▶ [WHAT TO PRODUCE]: Copy out each line of the material in which the word "JSON" appears.

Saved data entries
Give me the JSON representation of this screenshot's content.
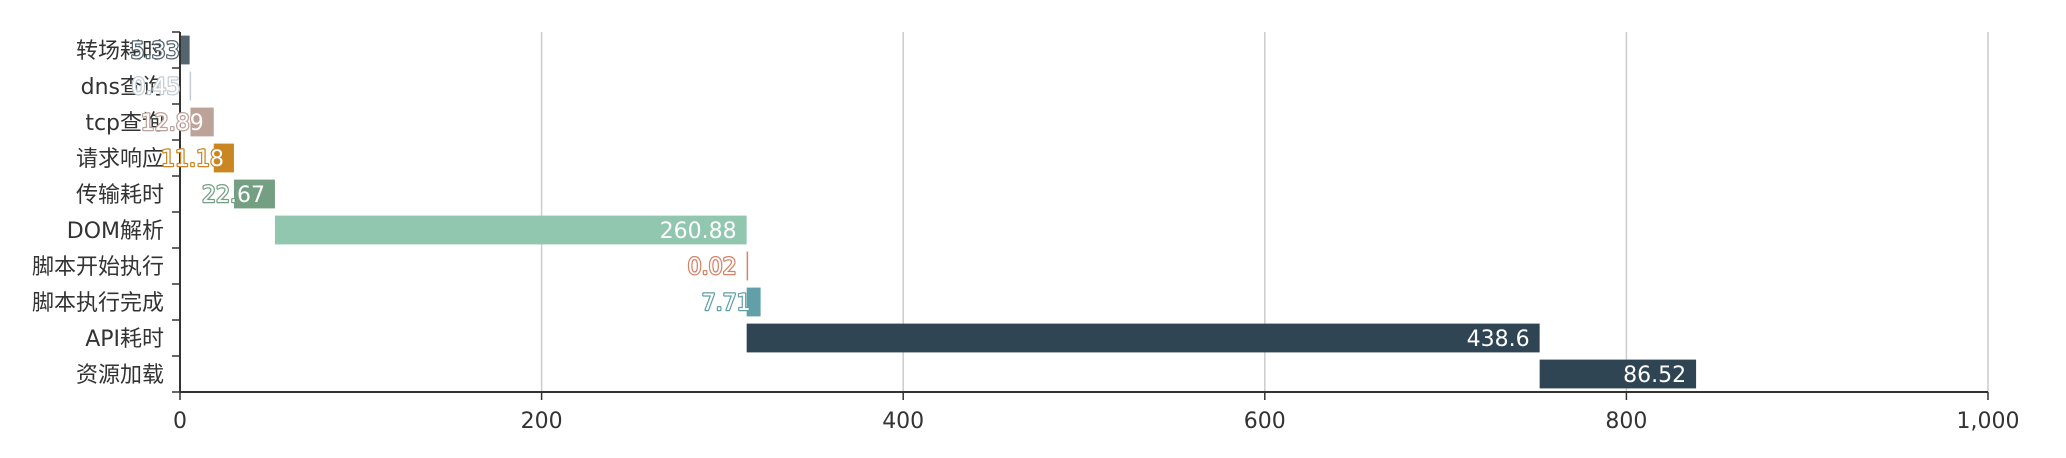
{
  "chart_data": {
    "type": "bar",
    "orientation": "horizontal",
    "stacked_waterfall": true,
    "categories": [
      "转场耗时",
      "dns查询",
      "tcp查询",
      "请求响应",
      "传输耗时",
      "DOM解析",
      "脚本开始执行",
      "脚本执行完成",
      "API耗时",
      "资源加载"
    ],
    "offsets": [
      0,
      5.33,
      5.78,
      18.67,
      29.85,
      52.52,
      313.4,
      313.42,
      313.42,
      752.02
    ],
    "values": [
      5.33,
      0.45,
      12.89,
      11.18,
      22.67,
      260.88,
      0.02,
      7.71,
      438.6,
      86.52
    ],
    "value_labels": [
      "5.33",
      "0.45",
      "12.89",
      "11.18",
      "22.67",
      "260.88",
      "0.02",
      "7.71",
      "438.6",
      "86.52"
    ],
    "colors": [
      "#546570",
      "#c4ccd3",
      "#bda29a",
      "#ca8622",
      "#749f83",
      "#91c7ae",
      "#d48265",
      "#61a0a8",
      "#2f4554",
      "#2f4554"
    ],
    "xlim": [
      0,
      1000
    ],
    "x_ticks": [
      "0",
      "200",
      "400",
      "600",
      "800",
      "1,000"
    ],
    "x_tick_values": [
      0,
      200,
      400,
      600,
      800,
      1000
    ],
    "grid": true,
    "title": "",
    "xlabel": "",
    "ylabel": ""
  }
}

* * *

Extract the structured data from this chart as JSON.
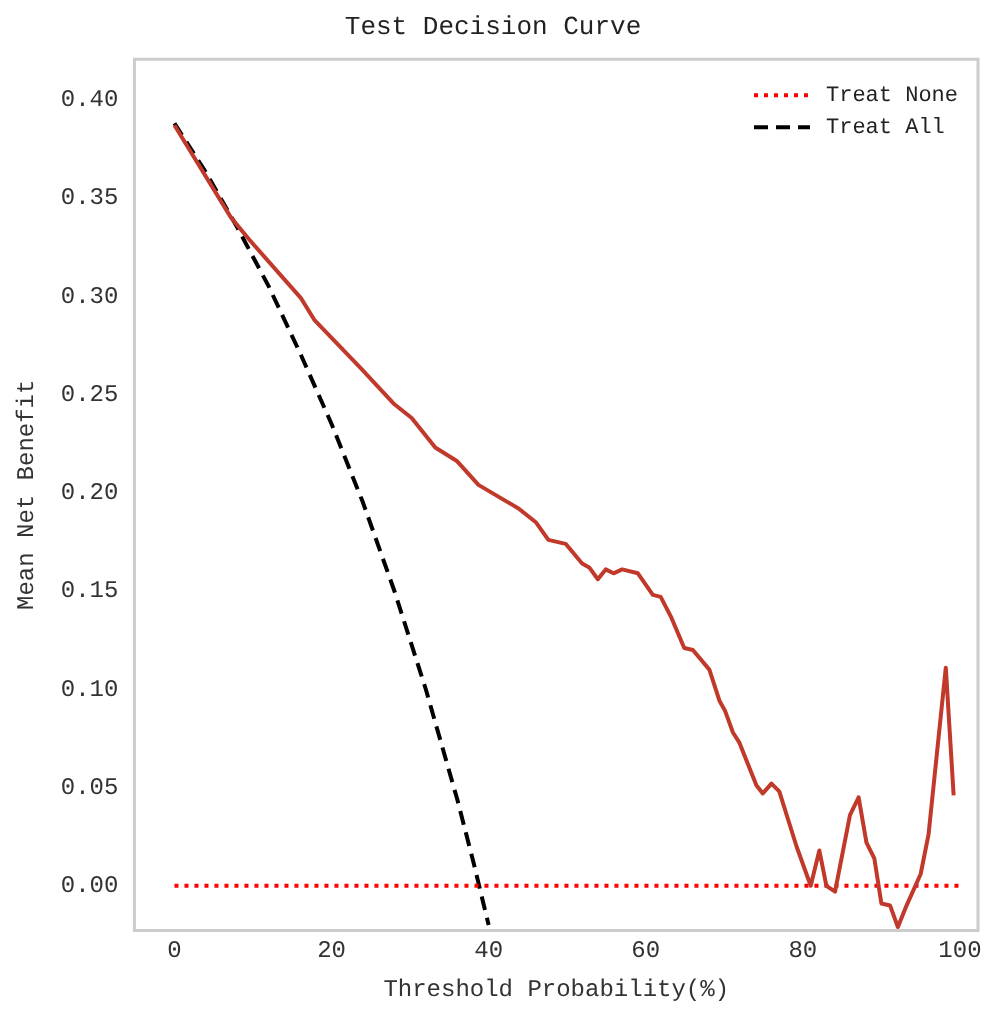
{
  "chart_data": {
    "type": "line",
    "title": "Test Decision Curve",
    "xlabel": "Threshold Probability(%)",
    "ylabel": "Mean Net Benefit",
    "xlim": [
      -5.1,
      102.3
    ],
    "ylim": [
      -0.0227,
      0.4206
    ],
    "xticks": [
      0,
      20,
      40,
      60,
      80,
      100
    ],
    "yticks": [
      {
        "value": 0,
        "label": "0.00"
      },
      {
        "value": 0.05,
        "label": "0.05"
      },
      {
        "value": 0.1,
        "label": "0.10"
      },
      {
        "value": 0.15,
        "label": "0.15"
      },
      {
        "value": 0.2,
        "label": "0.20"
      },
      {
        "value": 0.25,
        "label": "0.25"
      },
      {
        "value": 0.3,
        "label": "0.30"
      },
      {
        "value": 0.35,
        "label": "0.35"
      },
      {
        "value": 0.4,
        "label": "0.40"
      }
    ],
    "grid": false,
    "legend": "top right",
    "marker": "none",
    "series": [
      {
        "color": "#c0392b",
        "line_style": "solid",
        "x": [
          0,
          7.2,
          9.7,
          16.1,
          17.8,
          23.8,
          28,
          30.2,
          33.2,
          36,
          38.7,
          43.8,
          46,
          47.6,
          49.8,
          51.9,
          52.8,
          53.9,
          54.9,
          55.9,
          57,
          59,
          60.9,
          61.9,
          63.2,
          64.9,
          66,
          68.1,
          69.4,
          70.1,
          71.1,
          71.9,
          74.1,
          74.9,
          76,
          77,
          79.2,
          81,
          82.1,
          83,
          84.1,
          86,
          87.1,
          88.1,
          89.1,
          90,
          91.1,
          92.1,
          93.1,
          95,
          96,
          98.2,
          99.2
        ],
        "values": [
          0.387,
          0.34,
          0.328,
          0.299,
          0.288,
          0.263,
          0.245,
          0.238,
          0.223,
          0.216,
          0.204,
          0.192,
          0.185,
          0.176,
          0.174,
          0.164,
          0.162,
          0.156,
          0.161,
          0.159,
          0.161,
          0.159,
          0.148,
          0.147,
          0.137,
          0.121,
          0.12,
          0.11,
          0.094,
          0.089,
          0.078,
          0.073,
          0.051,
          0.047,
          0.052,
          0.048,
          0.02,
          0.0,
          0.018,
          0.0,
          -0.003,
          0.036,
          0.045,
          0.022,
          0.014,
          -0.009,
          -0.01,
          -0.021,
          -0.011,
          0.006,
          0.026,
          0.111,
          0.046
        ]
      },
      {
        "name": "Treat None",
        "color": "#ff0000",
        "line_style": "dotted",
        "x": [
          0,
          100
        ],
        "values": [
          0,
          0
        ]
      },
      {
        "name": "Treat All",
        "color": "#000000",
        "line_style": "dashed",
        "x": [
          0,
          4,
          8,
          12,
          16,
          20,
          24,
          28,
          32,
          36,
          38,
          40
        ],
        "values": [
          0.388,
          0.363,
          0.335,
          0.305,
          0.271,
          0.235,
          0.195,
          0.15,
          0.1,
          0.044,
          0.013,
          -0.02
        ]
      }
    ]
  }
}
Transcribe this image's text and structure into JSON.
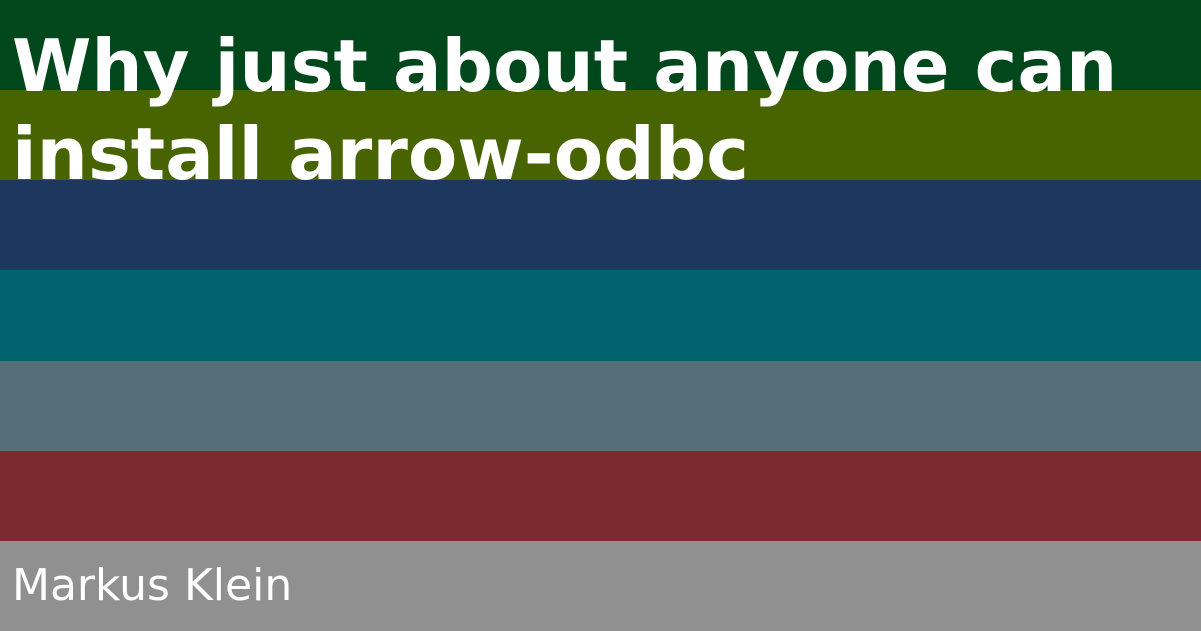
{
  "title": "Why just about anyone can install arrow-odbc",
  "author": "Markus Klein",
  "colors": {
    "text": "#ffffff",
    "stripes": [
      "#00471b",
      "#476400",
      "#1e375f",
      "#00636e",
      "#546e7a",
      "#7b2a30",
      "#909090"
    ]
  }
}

▶ [TASK OUTPUT]:
Give me the JSON representation of this screenshot's content.
Extract the structured data from this chart as JSON.
Transcribe this image's text and structure into JSON.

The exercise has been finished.